== WHAT IS BEING ASKED ==
Transcribe every line of the listing below without any deviation.

== LISTED ENTRIES ==
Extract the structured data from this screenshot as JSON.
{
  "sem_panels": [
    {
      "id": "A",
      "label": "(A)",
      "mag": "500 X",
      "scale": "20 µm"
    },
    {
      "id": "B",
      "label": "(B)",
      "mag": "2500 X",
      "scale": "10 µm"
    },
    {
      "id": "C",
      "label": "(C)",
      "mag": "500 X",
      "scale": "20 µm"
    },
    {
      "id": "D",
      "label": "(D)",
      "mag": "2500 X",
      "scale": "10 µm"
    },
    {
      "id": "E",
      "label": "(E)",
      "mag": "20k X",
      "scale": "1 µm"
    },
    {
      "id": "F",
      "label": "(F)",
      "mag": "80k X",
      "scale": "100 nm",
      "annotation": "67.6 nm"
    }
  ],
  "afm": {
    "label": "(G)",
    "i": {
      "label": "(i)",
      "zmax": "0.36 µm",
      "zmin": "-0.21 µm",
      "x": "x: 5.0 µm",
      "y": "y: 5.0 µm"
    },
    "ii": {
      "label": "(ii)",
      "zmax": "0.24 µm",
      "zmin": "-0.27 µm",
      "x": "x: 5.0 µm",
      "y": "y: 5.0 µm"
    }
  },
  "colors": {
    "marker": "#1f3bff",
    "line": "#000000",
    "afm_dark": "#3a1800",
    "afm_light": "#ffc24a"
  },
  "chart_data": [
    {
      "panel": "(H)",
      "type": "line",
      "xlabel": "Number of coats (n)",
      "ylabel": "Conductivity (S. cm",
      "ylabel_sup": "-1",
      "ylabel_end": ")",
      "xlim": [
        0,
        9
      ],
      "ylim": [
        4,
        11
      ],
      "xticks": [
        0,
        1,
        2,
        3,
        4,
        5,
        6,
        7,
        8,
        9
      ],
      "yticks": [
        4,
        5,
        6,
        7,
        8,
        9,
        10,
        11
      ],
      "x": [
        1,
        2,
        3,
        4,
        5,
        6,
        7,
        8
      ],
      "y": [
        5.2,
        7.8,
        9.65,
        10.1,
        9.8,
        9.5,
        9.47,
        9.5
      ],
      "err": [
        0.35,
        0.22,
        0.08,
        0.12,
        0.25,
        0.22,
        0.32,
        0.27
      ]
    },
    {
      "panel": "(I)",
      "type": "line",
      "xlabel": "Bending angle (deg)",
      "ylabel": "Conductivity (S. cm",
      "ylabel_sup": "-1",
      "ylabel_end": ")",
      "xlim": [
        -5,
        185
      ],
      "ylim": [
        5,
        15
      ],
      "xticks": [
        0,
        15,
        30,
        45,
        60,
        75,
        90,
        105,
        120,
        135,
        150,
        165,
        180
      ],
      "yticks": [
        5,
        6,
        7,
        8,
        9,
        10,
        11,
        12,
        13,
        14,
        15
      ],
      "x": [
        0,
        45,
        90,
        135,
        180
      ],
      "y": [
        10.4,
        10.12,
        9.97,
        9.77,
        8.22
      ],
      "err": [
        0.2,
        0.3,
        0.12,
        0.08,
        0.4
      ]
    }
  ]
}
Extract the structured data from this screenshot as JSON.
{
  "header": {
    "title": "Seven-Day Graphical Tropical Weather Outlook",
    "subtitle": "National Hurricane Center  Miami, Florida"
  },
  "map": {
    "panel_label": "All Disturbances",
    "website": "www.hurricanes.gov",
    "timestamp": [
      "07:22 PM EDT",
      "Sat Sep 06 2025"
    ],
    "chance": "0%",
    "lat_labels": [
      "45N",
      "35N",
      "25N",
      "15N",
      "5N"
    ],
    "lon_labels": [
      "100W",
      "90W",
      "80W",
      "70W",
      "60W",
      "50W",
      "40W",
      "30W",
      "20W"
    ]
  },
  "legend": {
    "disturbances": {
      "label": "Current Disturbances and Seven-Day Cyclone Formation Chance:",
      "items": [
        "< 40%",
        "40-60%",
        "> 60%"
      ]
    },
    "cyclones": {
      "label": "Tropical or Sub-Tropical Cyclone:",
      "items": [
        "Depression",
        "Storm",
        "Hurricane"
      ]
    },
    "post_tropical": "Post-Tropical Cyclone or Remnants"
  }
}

== CORRECT RESPONSE ==
Extract the structured data from this screenshot as JSON.
{
  "sem_panels": [
    {
      "id": "A",
      "label": "(A)",
      "mag": "500 X",
      "scale": "20 µm"
    },
    {
      "id": "B",
      "label": "(B)",
      "mag": "2500 X",
      "scale": "10 µm"
    },
    {
      "id": "C",
      "label": "(C)",
      "mag": "500 X",
      "scale": "20 µm"
    },
    {
      "id": "D",
      "label": "(D)",
      "mag": "2500 X",
      "scale": "10 µm"
    },
    {
      "id": "E",
      "label": "(E)",
      "mag": "20k X",
      "scale": "1 µm"
    },
    {
      "id": "F",
      "label": "(F)",
      "mag": "80k X",
      "scale": "100 nm",
      "annotation": "67.6 nm"
    }
  ],
  "afm": {
    "label": "(G)",
    "i": {
      "label": "(i)",
      "zmax": "0.36 µm",
      "zmin": "-0.21 µm",
      "x": "x: 5.0 µm",
      "y": "y: 5.0 µm"
    },
    "ii": {
      "label": "(ii)",
      "zmax": "0.24 µm",
      "zmin": "-0.27 µm",
      "x": "x: 5.0 µm",
      "y": "y: 5.0 µm"
    }
  },
  "colors": {
    "marker": "#1f3bff",
    "line": "#000000",
    "afm_dark": "#3a1800",
    "afm_light": "#ffc24a"
  },
  "chart_data": [
    {
      "panel": "(H)",
      "type": "line",
      "xlabel": "Number of coats (n)",
      "ylabel": "Conductivity (S. cm",
      "ylabel_sup": "-1",
      "ylabel_end": ")",
      "xlim": [
        0,
        9
      ],
      "ylim": [
        4,
        11
      ],
      "xticks": [
        0,
        1,
        2,
        3,
        4,
        5,
        6,
        7,
        8,
        9
      ],
      "yticks": [
        4,
        5,
        6,
        7,
        8,
        9,
        10,
        11
      ],
      "x": [
        1,
        2,
        3,
        4,
        5,
        6,
        7,
        8
      ],
      "y": [
        5.2,
        7.8,
        9.65,
        10.1,
        9.8,
        9.5,
        9.47,
        9.5
      ],
      "err": [
        0.35,
        0.22,
        0.08,
        0.12,
        0.25,
        0.22,
        0.32,
        0.27
      ]
    },
    {
      "panel": "(I)",
      "type": "line",
      "xlabel": "Bending angle (deg)",
      "ylabel": "Conductivity (S. cm",
      "ylabel_sup": "-1",
      "ylabel_end": ")",
      "xlim": [
        -5,
        185
      ],
      "ylim": [
        5,
        15
      ],
      "xticks": [
        0,
        15,
        30,
        45,
        60,
        75,
        90,
        105,
        120,
        135,
        150,
        165,
        180
      ],
      "yticks": [
        5,
        6,
        7,
        8,
        9,
        10,
        11,
        12,
        13,
        14,
        15
      ],
      "x": [
        0,
        45,
        90,
        135,
        180
      ],
      "y": [
        10.4,
        10.12,
        9.97,
        9.77,
        8.22
      ],
      "err": [
        0.2,
        0.3,
        0.12,
        0.08,
        0.4
      ]
    }
  ]
}
Extract the structured data from this screenshot as JSON.
{
  "header": {
    "title": "Seven-Day Graphical Tropical Weather Outlook",
    "subtitle": "National Hurricane Center  Miami, Florida"
  },
  "map": {
    "panel_label": "All Disturbances",
    "website": "www.hurricanes.gov",
    "timestamp": [
      "07:22 PM EDT",
      "Sat Sep 06 2025"
    ],
    "chance": "0%",
    "lat_labels": [
      "45N",
      "35N",
      "25N",
      "15N",
      "5N"
    ],
    "lon_labels": [
      "100W",
      "90W",
      "80W",
      "70W",
      "60W",
      "50W",
      "40W",
      "30W",
      "20W"
    ]
  },
  "legend": {
    "disturbances": {
      "label": "Current Disturbances and Seven-Day Cyclone Formation Chance:",
      "items": [
        "< 40%",
        "40-60%",
        "> 60%"
      ]
    },
    "cyclones": {
      "label": "Tropical or Sub-Tropical Cyclone:",
      "items": [
        "Depression",
        "Storm",
        "Hurricane"
      ]
    },
    "post_tropical": "Post-Tropical Cyclone or Remnants"
  }
}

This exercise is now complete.